• [TASK OBJECTIVE]
Find each line with the string "type" and report it.

begin AVAILABLE DATA

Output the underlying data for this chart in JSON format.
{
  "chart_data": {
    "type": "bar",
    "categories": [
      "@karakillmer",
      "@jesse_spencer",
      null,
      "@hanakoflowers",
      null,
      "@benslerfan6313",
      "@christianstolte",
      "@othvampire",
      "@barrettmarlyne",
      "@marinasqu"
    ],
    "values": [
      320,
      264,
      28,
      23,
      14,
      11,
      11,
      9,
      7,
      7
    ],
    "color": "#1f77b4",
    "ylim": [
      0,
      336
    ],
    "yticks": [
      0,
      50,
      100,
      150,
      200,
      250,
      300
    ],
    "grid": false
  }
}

end AVAILABLE DATA
begin AVAILABLE DATA

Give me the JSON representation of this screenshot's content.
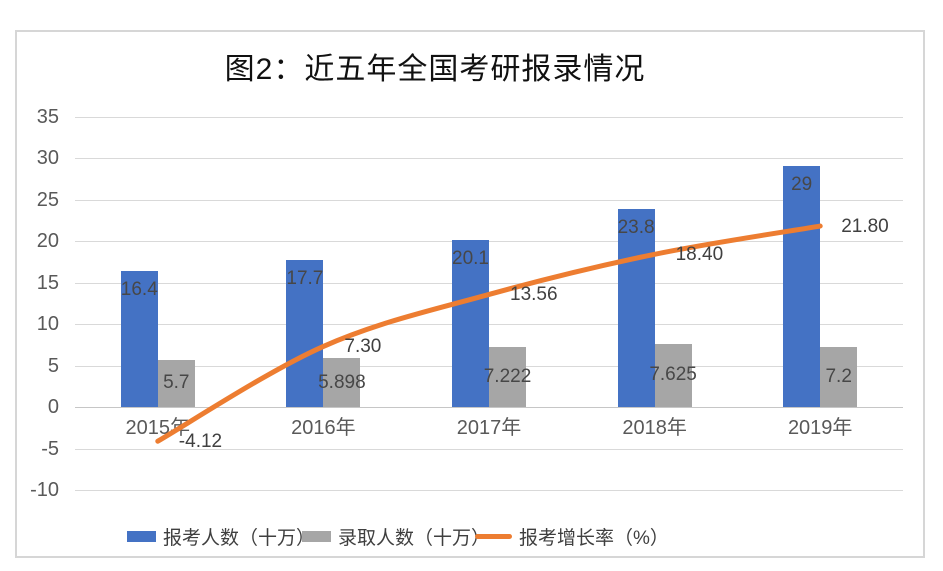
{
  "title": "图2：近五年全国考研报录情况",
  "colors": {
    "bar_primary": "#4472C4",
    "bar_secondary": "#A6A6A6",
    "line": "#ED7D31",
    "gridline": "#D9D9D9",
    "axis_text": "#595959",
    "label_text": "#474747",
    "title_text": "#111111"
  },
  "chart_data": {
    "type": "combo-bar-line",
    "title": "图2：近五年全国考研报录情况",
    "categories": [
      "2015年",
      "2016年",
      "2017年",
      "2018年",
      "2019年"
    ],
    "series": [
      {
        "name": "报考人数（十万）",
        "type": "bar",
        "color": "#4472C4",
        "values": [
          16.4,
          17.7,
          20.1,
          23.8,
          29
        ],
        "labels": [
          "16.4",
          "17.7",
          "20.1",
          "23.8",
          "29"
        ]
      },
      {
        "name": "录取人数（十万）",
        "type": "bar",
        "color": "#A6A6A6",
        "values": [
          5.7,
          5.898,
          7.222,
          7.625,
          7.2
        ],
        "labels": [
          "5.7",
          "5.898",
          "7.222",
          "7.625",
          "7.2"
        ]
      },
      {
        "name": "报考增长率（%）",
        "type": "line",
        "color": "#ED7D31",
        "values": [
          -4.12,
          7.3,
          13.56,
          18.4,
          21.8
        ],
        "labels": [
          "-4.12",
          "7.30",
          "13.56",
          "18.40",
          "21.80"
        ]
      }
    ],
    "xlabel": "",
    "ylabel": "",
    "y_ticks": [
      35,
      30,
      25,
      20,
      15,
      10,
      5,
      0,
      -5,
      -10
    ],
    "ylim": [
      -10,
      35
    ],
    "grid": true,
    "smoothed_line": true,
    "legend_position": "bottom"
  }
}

end AVAILABLE DATA

• [ANSWER BELOW]
    "type": "bar",
    "type": "combo-bar-line",
        "type": "bar",
        "type": "bar",
        "type": "line",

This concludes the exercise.